Lines containing the word "hassbus" are to be located and copied.

(begin)

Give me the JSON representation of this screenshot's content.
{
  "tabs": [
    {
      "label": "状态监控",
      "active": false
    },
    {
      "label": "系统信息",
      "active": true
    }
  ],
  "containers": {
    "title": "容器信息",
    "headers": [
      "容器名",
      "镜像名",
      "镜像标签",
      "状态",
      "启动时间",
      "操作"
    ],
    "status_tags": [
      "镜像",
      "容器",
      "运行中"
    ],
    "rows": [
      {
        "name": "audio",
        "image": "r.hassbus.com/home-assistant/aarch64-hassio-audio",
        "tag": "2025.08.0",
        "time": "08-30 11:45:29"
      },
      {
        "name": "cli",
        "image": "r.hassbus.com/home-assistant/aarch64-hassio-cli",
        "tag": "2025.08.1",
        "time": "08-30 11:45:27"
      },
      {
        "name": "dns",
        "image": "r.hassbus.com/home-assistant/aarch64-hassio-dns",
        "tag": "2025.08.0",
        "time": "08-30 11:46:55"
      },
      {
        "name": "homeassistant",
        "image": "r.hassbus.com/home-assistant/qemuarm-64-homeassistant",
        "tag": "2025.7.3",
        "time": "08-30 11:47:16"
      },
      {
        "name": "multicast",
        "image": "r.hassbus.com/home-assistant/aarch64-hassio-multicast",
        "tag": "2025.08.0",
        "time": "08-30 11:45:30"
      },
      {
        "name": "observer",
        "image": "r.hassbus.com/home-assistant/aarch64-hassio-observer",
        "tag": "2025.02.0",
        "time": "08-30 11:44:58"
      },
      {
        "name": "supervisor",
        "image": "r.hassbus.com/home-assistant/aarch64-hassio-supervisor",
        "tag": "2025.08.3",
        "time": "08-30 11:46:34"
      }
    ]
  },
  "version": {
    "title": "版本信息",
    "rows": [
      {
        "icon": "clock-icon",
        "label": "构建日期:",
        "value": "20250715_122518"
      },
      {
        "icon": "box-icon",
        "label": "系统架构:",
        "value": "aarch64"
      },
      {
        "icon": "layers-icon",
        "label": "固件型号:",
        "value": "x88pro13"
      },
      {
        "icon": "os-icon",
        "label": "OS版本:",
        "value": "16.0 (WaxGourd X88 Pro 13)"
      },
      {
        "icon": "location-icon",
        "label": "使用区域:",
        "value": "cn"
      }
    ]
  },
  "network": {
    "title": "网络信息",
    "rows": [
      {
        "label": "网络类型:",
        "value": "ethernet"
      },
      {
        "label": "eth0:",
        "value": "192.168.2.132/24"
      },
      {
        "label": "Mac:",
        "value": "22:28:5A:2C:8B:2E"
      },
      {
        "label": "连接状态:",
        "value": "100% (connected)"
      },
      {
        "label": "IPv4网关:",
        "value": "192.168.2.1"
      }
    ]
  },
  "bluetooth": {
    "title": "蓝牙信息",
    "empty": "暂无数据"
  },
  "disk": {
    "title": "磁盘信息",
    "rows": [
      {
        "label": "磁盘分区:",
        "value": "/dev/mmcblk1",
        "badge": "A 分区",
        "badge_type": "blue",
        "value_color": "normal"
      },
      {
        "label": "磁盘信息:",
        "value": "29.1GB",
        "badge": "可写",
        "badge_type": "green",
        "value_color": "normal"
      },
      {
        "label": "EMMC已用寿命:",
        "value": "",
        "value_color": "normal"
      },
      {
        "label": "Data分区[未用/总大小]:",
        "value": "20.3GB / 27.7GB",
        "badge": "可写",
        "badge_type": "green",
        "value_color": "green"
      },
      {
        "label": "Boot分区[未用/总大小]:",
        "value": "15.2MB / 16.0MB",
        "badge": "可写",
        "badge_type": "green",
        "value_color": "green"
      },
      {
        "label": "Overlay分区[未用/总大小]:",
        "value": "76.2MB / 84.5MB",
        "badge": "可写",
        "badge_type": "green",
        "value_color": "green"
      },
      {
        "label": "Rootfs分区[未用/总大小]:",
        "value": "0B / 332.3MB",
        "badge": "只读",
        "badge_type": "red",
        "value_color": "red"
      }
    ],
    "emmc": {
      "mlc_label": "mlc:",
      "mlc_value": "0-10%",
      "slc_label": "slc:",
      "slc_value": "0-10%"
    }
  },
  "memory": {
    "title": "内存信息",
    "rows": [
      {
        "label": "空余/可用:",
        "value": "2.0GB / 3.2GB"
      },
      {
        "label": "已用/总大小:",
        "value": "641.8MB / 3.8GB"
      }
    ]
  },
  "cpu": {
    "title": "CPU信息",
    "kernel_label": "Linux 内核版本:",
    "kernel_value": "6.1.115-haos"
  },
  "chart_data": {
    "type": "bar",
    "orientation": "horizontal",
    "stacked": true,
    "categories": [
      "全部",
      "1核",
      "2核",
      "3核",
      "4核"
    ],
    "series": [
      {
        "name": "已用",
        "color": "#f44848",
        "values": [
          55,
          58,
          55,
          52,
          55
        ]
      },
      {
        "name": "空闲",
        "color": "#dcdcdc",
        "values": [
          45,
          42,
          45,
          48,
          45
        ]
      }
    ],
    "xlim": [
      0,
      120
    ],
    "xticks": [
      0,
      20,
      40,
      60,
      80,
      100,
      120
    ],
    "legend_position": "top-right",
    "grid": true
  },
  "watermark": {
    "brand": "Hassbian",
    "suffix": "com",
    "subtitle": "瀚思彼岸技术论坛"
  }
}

(end)

▸ Task answer:
        "image": "r.hassbus.com/home-assistant/aarch64-hassio-audio",
        "image": "r.hassbus.com/home-assistant/aarch64-hassio-cli",
        "image": "r.hassbus.com/home-assistant/aarch64-hassio-dns",
        "image": "r.hassbus.com/home-assistant/qemuarm-64-homeassistant",
        "image": "r.hassbus.com/home-assistant/aarch64-hassio-multicast",
        "image": "r.hassbus.com/home-assistant/aarch64-hassio-observer",
        "image": "r.hassbus.com/home-assistant/aarch64-hassio-supervisor",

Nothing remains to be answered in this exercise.